__TASK TO CARRY OUT__:
Reproduce every record exactly as it appears, but not the pictures.

__DATA SHOWN__:
● ● ● ●

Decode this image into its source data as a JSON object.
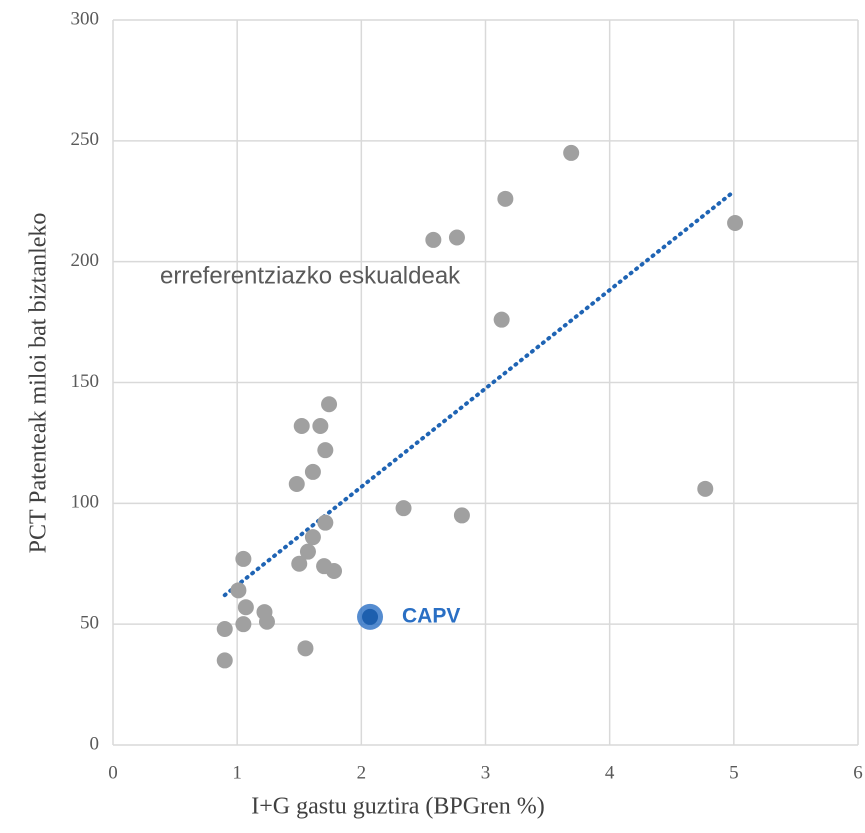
{
  "chart_data": {
    "type": "scatter",
    "xlabel": "I+G gastu guztira (BPGren %)",
    "ylabel": "PCT Patenteak miloi bat biztanleko",
    "xlim": [
      0,
      6
    ],
    "xticks": [
      0,
      1,
      2,
      3,
      4,
      5,
      6
    ],
    "ylim": [
      0,
      300
    ],
    "yticks": [
      0,
      50,
      100,
      150,
      200,
      250,
      300
    ],
    "grid": true,
    "series": [
      {
        "name": "erreferentziazko eskualdeak",
        "color": "#a0a0a0",
        "x": [
          3.69,
          3.16,
          2.58,
          2.77,
          5.01,
          3.13,
          4.77,
          2.34,
          2.81,
          1.74,
          1.52,
          1.67,
          1.71,
          1.61,
          1.48,
          1.71,
          1.61,
          1.57,
          1.05,
          1.5,
          1.7,
          1.78,
          1.01,
          1.07,
          1.22,
          1.24,
          1.05,
          0.9,
          0.9,
          1.55
        ],
        "values": [
          245,
          226,
          209,
          210,
          216,
          176,
          106,
          98,
          95,
          141,
          132,
          132,
          122,
          113,
          108,
          92,
          86,
          80,
          77,
          75,
          74,
          72,
          64,
          57,
          55,
          51,
          50,
          48,
          35,
          40
        ]
      },
      {
        "name": "CAPV",
        "color": "#2a6fc4",
        "x": [
          2.07
        ],
        "values": [
          53
        ]
      }
    ],
    "trendline": {
      "color": "#1f64b4",
      "x": [
        0.9,
        5.0
      ],
      "values": [
        62,
        229
      ]
    }
  }
}
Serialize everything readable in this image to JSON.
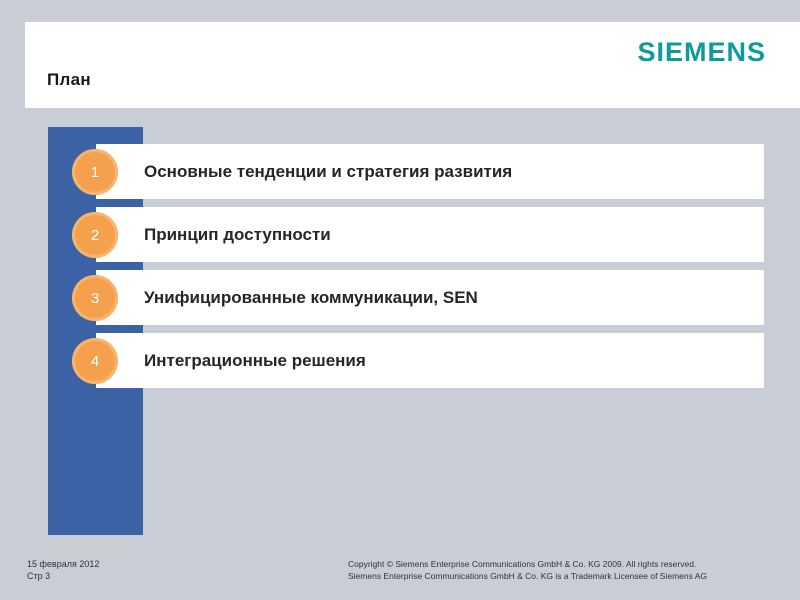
{
  "header": {
    "title": "План",
    "logo": "SIEMENS"
  },
  "agenda": {
    "items": [
      {
        "number": "1",
        "label": "Основные тенденции и стратегия развития"
      },
      {
        "number": "2",
        "label": "Принцип доступности"
      },
      {
        "number": "3",
        "label": "Унифицированные коммуникации, SEN"
      },
      {
        "number": "4",
        "label": "Интеграционные решения"
      }
    ]
  },
  "footer": {
    "date": "15 февраля 2012",
    "page": "Стр 3",
    "copyright_line1": "Copyright © Siemens Enterprise Communications GmbH & Co. KG 2009. All rights reserved.",
    "copyright_line2": "Siemens Enterprise Communications GmbH & Co. KG is a Trademark Licensee of Siemens AG"
  },
  "colors": {
    "accent_blue": "#3c62a6",
    "bullet_orange": "#f5a04d",
    "logo_teal": "#0f9b9b",
    "background": "#c9cdd6"
  }
}
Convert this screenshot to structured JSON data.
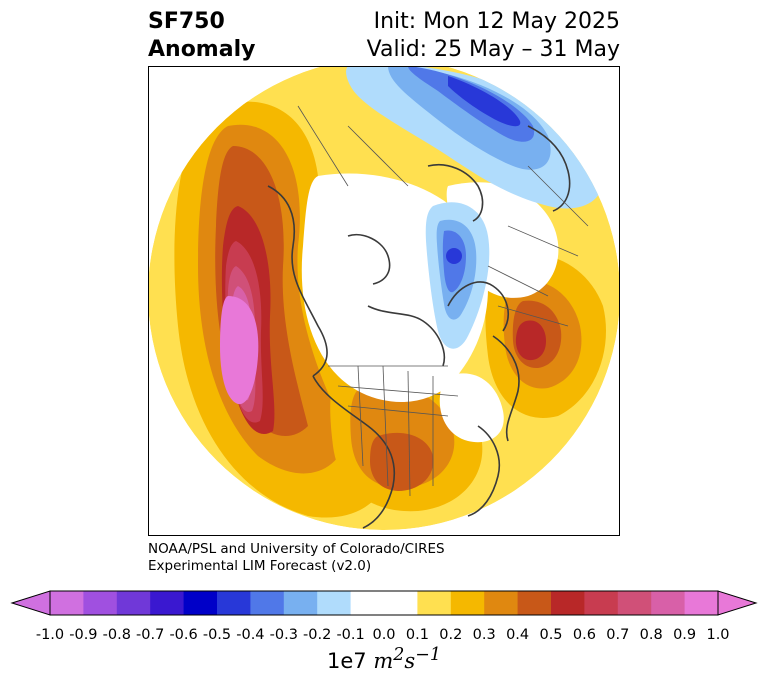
{
  "header": {
    "variable": "SF750",
    "kind": "Anomaly",
    "init": "Init: Mon 12 May 2025",
    "valid": "Valid: 25 May – 31 May"
  },
  "credit": {
    "line1": "NOAA/PSL and University of Colorado/CIRES",
    "line2": "Experimental LIM Forecast (v2.0)"
  },
  "colorbar": {
    "levels": [
      "-1.0",
      "-0.9",
      "-0.8",
      "-0.7",
      "-0.6",
      "-0.5",
      "-0.4",
      "-0.3",
      "-0.2",
      "-0.1",
      "0.0",
      "0.1",
      "0.2",
      "0.3",
      "0.4",
      "0.5",
      "0.6",
      "0.7",
      "0.8",
      "0.9",
      "1.0"
    ],
    "colors": [
      "#d070e0",
      "#a050e0",
      "#7038d8",
      "#3a18d0",
      "#0000c8",
      "#2838d8",
      "#5078e8",
      "#78b0f0",
      "#b0dcfc",
      "#ffffff",
      "#ffffff",
      "#ffe050",
      "#f5b800",
      "#e08810",
      "#c85818",
      "#b82828",
      "#c83c50",
      "#d05078",
      "#d860a8",
      "#e878d8"
    ],
    "label_prefix": "1e7 ",
    "label_unit": "m",
    "label_sup1": "2",
    "label_mid": "s",
    "label_sup2": "−1"
  },
  "map": {
    "projection": "north-polar-stereographic",
    "features": [
      "coastlines",
      "country-borders",
      "us-state-borders",
      "filled-contours"
    ]
  }
}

● ● ● ●

__FULL ANSWER__:
Decode this image into its source data as a JSON object.
{
  "chart_data": {
    "type": "scatter",
    "xlabel": "I+G gastu guztira (BPGren %)",
    "ylabel": "PCT Patenteak miloi bat biztanleko",
    "xlim": [
      0,
      6
    ],
    "xticks": [
      0,
      1,
      2,
      3,
      4,
      5,
      6
    ],
    "ylim": [
      0,
      300
    ],
    "yticks": [
      0,
      50,
      100,
      150,
      200,
      250,
      300
    ],
    "grid": true,
    "series": [
      {
        "name": "erreferentziazko eskualdeak",
        "color": "#a0a0a0",
        "x": [
          3.69,
          3.16,
          2.58,
          2.77,
          5.01,
          3.13,
          4.77,
          2.34,
          2.81,
          1.74,
          1.52,
          1.67,
          1.71,
          1.61,
          1.48,
          1.71,
          1.61,
          1.57,
          1.05,
          1.5,
          1.7,
          1.78,
          1.01,
          1.07,
          1.22,
          1.24,
          1.05,
          0.9,
          0.9,
          1.55
        ],
        "values": [
          245,
          226,
          209,
          210,
          216,
          176,
          106,
          98,
          95,
          141,
          132,
          132,
          122,
          113,
          108,
          92,
          86,
          80,
          77,
          75,
          74,
          72,
          64,
          57,
          55,
          51,
          50,
          48,
          35,
          40
        ]
      },
      {
        "name": "CAPV",
        "color": "#2a6fc4",
        "x": [
          2.07
        ],
        "values": [
          53
        ]
      }
    ],
    "trendline": {
      "color": "#1f64b4",
      "x": [
        0.9,
        5.0
      ],
      "values": [
        62,
        229
      ]
    }
  }
}
Serialize everything readable in this image to JSON.
{
  "header": {
    "title": "План",
    "logo": "SIEMENS"
  },
  "agenda": {
    "items": [
      {
        "number": "1",
        "label": "Основные тенденции и стратегия развития"
      },
      {
        "number": "2",
        "label": "Принцип доступности"
      },
      {
        "number": "3",
        "label": "Унифицированные коммуникации, SEN"
      },
      {
        "number": "4",
        "label": "Интеграционные решения"
      }
    ]
  },
  "footer": {
    "date": "15 февраля 2012",
    "page": "Стр 3",
    "copyright_line1": "Copyright © Siemens Enterprise Communications GmbH & Co. KG 2009. All rights reserved.",
    "copyright_line2": "Siemens Enterprise Communications GmbH & Co. KG is a Trademark Licensee of Siemens AG"
  },
  "colors": {
    "accent_blue": "#3c62a6",
    "bullet_orange": "#f5a04d",
    "logo_teal": "#0f9b9b",
    "background": "#c9cdd6"
  }
}
Convert this screenshot to structured JSON data.
{
  "header": {
    "variable": "SF750",
    "kind": "Anomaly",
    "init": "Init: Mon 12 May 2025",
    "valid": "Valid: 25 May – 31 May"
  },
  "credit": {
    "line1": "NOAA/PSL and University of Colorado/CIRES",
    "line2": "Experimental LIM Forecast (v2.0)"
  },
  "colorbar": {
    "levels": [
      "-1.0",
      "-0.9",
      "-0.8",
      "-0.7",
      "-0.6",
      "-0.5",
      "-0.4",
      "-0.3",
      "-0.2",
      "-0.1",
      "0.0",
      "0.1",
      "0.2",
      "0.3",
      "0.4",
      "0.5",
      "0.6",
      "0.7",
      "0.8",
      "0.9",
      "1.0"
    ],
    "colors": [
      "#d070e0",
      "#a050e0",
      "#7038d8",
      "#3a18d0",
      "#0000c8",
      "#2838d8",
      "#5078e8",
      "#78b0f0",
      "#b0dcfc",
      "#ffffff",
      "#ffffff",
      "#ffe050",
      "#f5b800",
      "#e08810",
      "#c85818",
      "#b82828",
      "#c83c50",
      "#d05078",
      "#d860a8",
      "#e878d8"
    ],
    "label_prefix": "1e7 ",
    "label_unit": "m",
    "label_sup1": "2",
    "label_mid": "s",
    "label_sup2": "−1"
  },
  "map": {
    "projection": "north-polar-stereographic",
    "features": [
      "coastlines",
      "country-borders",
      "us-state-borders",
      "filled-contours"
    ]
  }
}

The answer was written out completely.